» WHAT THE EXERCISE ASKS:
Return the material exactly as supplied, apart from the pictures, which are omitted.

» INPUT RECORDS:
□ □ □ □ □ □ □
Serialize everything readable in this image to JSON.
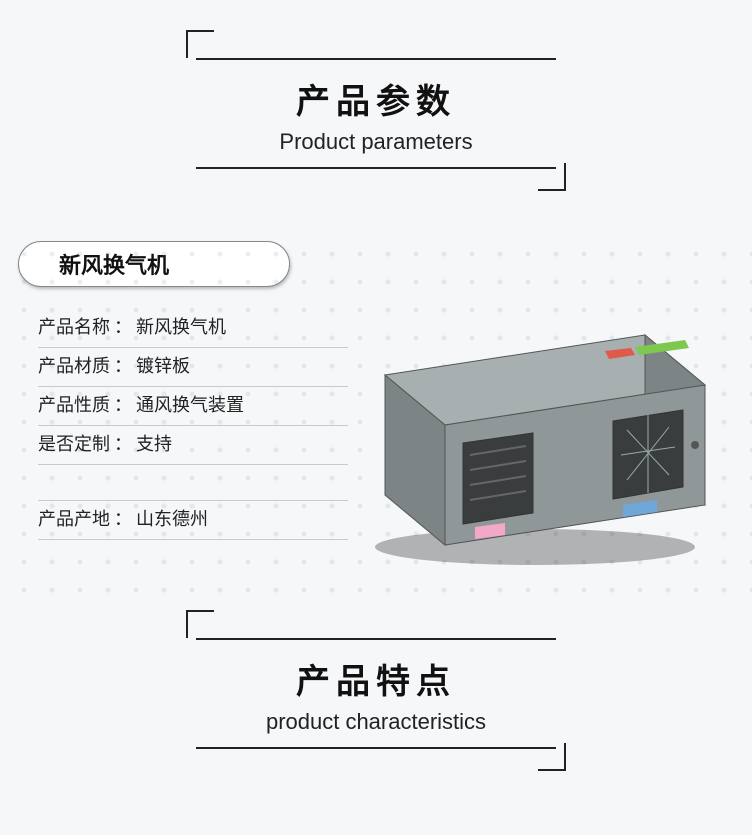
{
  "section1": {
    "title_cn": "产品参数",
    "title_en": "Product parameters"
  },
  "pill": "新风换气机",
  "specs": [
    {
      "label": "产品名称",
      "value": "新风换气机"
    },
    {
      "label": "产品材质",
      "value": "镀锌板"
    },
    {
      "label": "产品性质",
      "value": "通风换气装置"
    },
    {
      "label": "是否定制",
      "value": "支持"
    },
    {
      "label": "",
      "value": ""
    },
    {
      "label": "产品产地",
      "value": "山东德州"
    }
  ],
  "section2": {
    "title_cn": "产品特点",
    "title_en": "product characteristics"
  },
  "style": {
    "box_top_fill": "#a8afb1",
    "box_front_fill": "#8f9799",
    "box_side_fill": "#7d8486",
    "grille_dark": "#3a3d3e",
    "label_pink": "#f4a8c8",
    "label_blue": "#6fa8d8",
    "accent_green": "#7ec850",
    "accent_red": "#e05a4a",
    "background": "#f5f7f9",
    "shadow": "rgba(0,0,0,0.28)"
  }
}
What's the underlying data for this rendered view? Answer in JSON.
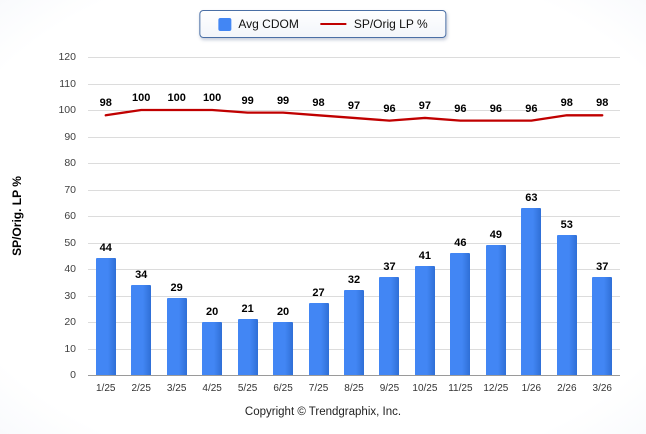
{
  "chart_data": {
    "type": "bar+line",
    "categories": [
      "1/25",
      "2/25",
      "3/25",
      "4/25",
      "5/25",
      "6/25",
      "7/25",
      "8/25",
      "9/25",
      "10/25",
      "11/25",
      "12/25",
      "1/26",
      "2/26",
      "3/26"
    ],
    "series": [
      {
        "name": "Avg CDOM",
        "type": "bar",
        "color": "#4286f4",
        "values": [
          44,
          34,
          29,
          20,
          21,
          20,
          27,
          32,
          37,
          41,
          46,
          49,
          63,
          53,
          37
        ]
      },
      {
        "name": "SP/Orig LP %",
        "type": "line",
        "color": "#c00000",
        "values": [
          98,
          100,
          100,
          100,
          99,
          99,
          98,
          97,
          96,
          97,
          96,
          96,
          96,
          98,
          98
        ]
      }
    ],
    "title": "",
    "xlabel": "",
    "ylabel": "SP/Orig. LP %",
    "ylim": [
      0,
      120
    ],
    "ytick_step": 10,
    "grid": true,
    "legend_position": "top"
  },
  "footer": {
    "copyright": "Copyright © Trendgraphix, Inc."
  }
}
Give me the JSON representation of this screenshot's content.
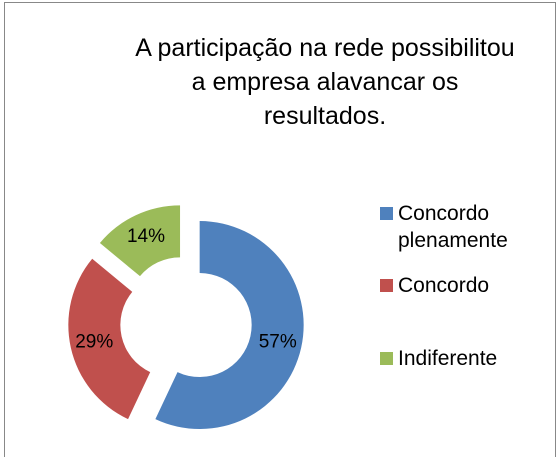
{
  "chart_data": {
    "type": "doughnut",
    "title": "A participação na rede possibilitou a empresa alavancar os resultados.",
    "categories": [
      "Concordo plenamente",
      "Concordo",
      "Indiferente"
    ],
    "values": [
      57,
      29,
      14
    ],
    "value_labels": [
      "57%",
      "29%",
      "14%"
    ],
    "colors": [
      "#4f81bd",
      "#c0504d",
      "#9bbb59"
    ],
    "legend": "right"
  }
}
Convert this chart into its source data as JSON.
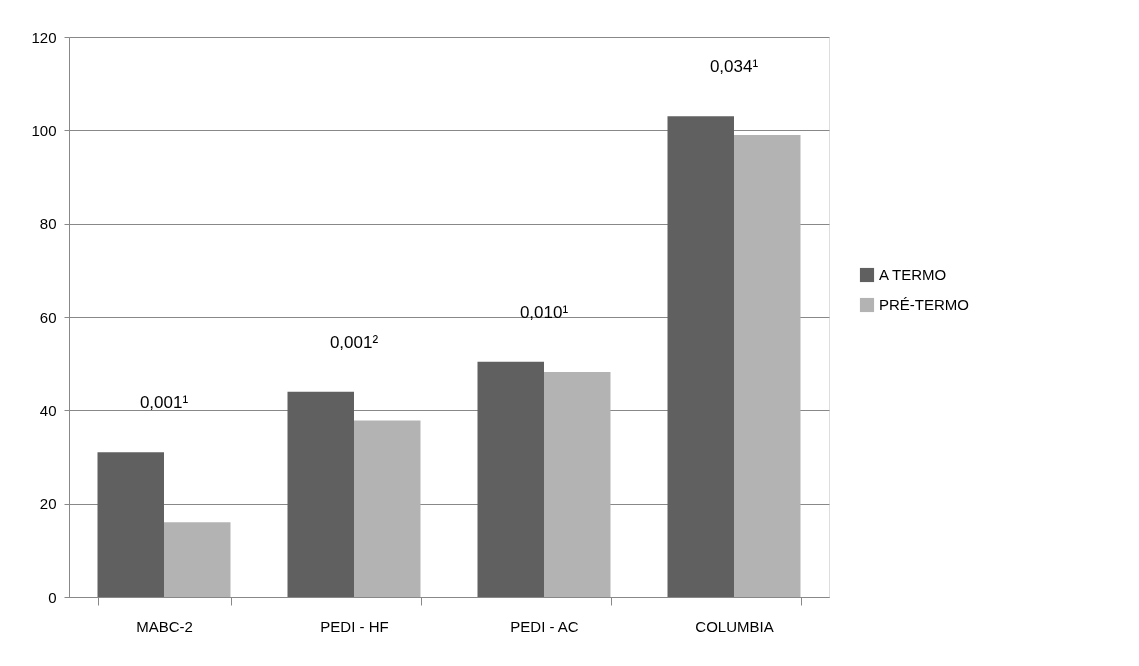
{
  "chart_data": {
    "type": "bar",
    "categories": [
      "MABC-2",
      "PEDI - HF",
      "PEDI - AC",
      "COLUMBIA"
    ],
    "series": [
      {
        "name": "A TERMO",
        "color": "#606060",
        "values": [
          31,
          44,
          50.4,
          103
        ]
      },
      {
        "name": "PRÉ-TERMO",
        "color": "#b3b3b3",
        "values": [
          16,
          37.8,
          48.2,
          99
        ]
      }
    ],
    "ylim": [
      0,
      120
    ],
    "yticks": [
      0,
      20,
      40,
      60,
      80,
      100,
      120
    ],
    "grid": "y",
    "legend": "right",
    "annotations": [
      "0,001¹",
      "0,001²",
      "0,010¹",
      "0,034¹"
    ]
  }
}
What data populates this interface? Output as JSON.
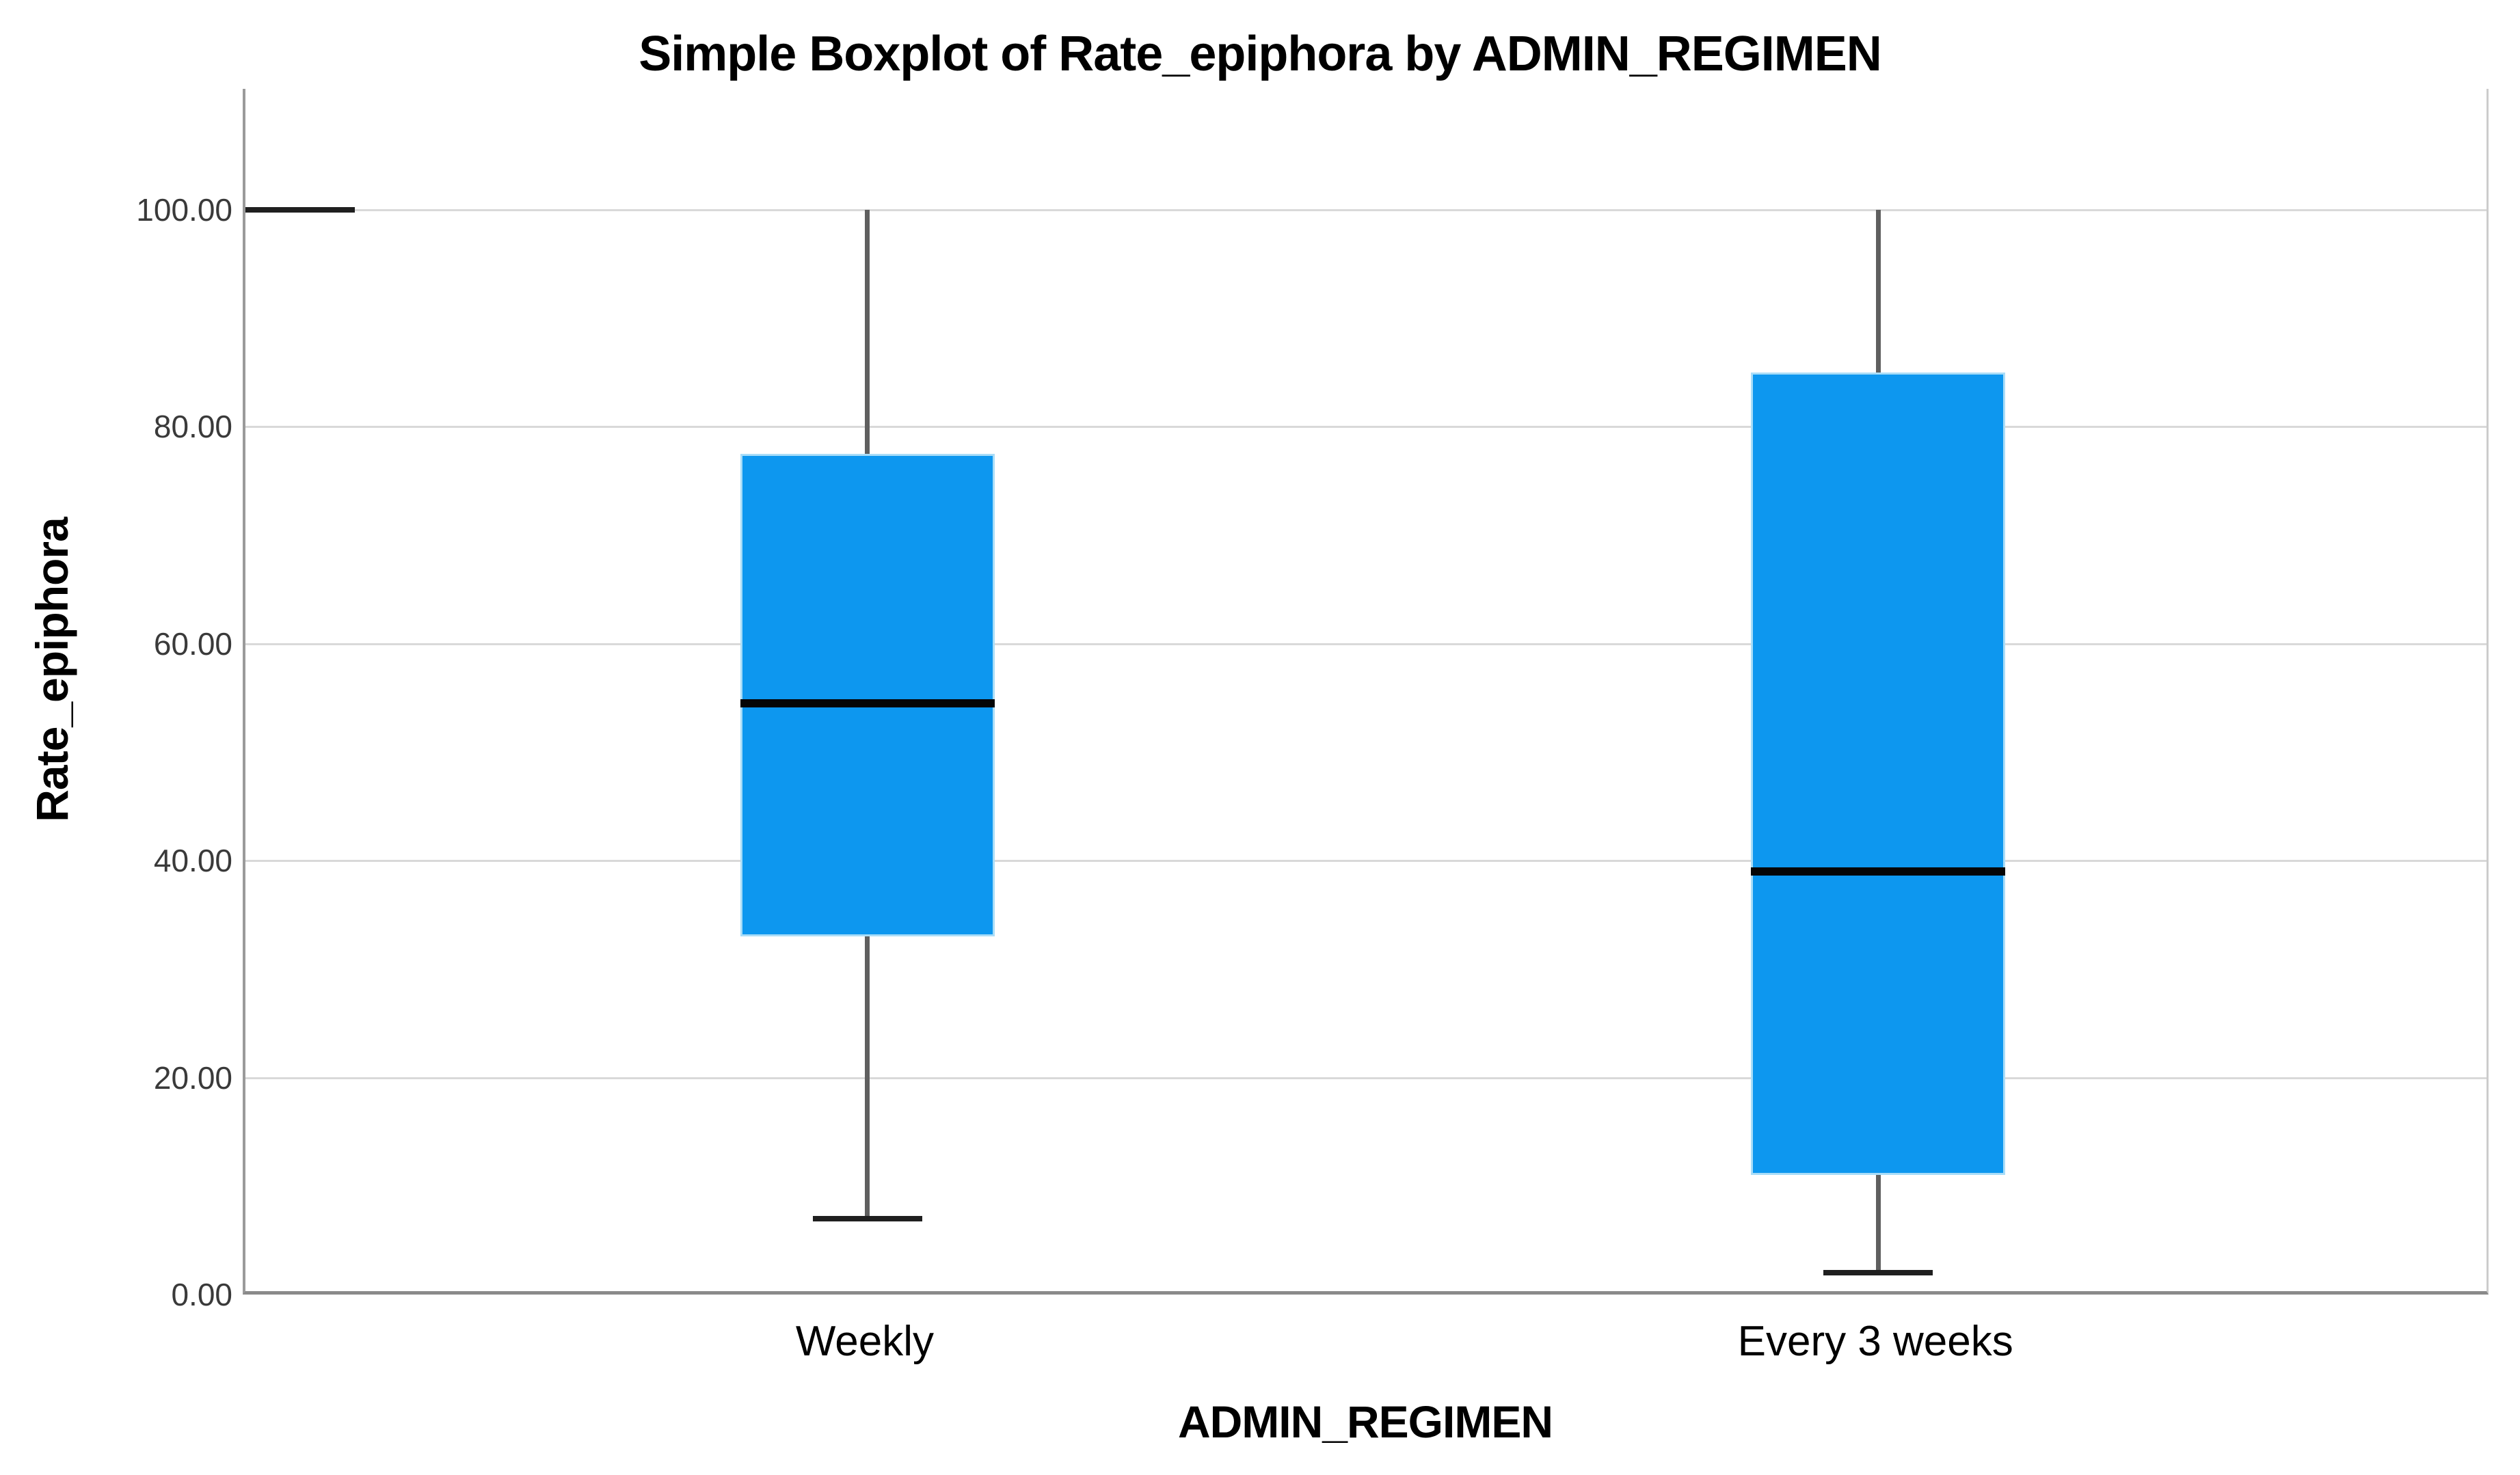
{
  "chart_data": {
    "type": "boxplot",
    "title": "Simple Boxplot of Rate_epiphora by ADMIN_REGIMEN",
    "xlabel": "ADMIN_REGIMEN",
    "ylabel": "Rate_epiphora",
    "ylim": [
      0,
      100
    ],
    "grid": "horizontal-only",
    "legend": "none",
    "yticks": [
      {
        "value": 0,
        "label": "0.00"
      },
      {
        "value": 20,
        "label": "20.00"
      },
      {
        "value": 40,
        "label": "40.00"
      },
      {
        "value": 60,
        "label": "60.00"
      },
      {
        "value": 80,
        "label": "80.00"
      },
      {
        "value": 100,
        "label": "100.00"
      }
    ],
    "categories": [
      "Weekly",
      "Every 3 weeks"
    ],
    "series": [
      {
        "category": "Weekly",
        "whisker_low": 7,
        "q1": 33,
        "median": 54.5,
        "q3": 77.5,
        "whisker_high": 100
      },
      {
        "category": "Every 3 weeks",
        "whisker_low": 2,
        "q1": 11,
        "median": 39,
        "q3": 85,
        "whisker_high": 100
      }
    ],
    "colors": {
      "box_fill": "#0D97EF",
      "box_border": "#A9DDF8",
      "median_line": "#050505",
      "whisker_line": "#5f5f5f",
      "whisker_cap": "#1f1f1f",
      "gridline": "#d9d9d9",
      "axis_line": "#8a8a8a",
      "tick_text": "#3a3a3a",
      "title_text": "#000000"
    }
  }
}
□ □ □ □ □ □ □
» FINISHED ANSWER:
Serialize everything readable in this image to JSON.
{
  "section1": {
    "title_cn": "产品参数",
    "title_en": "Product parameters"
  },
  "pill": "新风换气机",
  "specs": [
    {
      "label": "产品名称",
      "value": "新风换气机"
    },
    {
      "label": "产品材质",
      "value": "镀锌板"
    },
    {
      "label": "产品性质",
      "value": "通风换气装置"
    },
    {
      "label": "是否定制",
      "value": "支持"
    },
    {
      "label": "",
      "value": ""
    },
    {
      "label": "产品产地",
      "value": "山东德州"
    }
  ],
  "section2": {
    "title_cn": "产品特点",
    "title_en": "product characteristics"
  },
  "style": {
    "box_top_fill": "#a8afb1",
    "box_front_fill": "#8f9799",
    "box_side_fill": "#7d8486",
    "grille_dark": "#3a3d3e",
    "label_pink": "#f4a8c8",
    "label_blue": "#6fa8d8",
    "accent_green": "#7ec850",
    "accent_red": "#e05a4a",
    "background": "#f5f7f9",
    "shadow": "rgba(0,0,0,0.28)"
  }
}
What's the underlying data for this rendered view? Answer in JSON.
{
  "chart_data": {
    "type": "bar+line",
    "categories": [
      "1/25",
      "2/25",
      "3/25",
      "4/25",
      "5/25",
      "6/25",
      "7/25",
      "8/25",
      "9/25",
      "10/25",
      "11/25",
      "12/25",
      "1/26",
      "2/26",
      "3/26"
    ],
    "series": [
      {
        "name": "Avg CDOM",
        "type": "bar",
        "color": "#4286f4",
        "values": [
          44,
          34,
          29,
          20,
          21,
          20,
          27,
          32,
          37,
          41,
          46,
          49,
          63,
          53,
          37
        ]
      },
      {
        "name": "SP/Orig LP %",
        "type": "line",
        "color": "#c00000",
        "values": [
          98,
          100,
          100,
          100,
          99,
          99,
          98,
          97,
          96,
          97,
          96,
          96,
          96,
          98,
          98
        ]
      }
    ],
    "title": "",
    "xlabel": "",
    "ylabel": "SP/Orig. LP %",
    "ylim": [
      0,
      120
    ],
    "ytick_step": 10,
    "grid": true,
    "legend_position": "top"
  },
  "footer": {
    "copyright": "Copyright © Trendgraphix, Inc."
  }
}
Give me the JSON representation of this screenshot's content.
{
  "chart_data": {
    "type": "doughnut",
    "title": "A participação na rede possibilitou a empresa alavancar os resultados.",
    "categories": [
      "Concordo plenamente",
      "Concordo",
      "Indiferente"
    ],
    "values": [
      57,
      29,
      14
    ],
    "value_labels": [
      "57%",
      "29%",
      "14%"
    ],
    "colors": [
      "#4f81bd",
      "#c0504d",
      "#9bbb59"
    ],
    "legend": "right"
  }
}
Convert this chart into its source data as JSON.
{
  "chart_data": {
    "type": "bar",
    "categories": [
      "MABC-2",
      "PEDI - HF",
      "PEDI - AC",
      "COLUMBIA"
    ],
    "series": [
      {
        "name": "A TERMO",
        "color": "#606060",
        "values": [
          31,
          44,
          50.4,
          103
        ]
      },
      {
        "name": "PRÉ-TERMO",
        "color": "#b3b3b3",
        "values": [
          16,
          37.8,
          48.2,
          99
        ]
      }
    ],
    "ylim": [
      0,
      120
    ],
    "yticks": [
      0,
      20,
      40,
      60,
      80,
      100,
      120
    ],
    "grid": "y",
    "legend": "right",
    "annotations": [
      "0,001¹",
      "0,001²",
      "0,010¹",
      "0,034¹"
    ]
  }
}
What data populates this interface? Output as JSON.
{
  "chart_data": {
    "type": "boxplot",
    "title": "Simple Boxplot of Rate_epiphora by ADMIN_REGIMEN",
    "xlabel": "ADMIN_REGIMEN",
    "ylabel": "Rate_epiphora",
    "ylim": [
      0,
      100
    ],
    "grid": "horizontal-only",
    "legend": "none",
    "yticks": [
      {
        "value": 0,
        "label": "0.00"
      },
      {
        "value": 20,
        "label": "20.00"
      },
      {
        "value": 40,
        "label": "40.00"
      },
      {
        "value": 60,
        "label": "60.00"
      },
      {
        "value": 80,
        "label": "80.00"
      },
      {
        "value": 100,
        "label": "100.00"
      }
    ],
    "categories": [
      "Weekly",
      "Every 3 weeks"
    ],
    "series": [
      {
        "category": "Weekly",
        "whisker_low": 7,
        "q1": 33,
        "median": 54.5,
        "q3": 77.5,
        "whisker_high": 100
      },
      {
        "category": "Every 3 weeks",
        "whisker_low": 2,
        "q1": 11,
        "median": 39,
        "q3": 85,
        "whisker_high": 100
      }
    ],
    "colors": {
      "box_fill": "#0D97EF",
      "box_border": "#A9DDF8",
      "median_line": "#050505",
      "whisker_line": "#5f5f5f",
      "whisker_cap": "#1f1f1f",
      "gridline": "#d9d9d9",
      "axis_line": "#8a8a8a",
      "tick_text": "#3a3a3a",
      "title_text": "#000000"
    }
  }
}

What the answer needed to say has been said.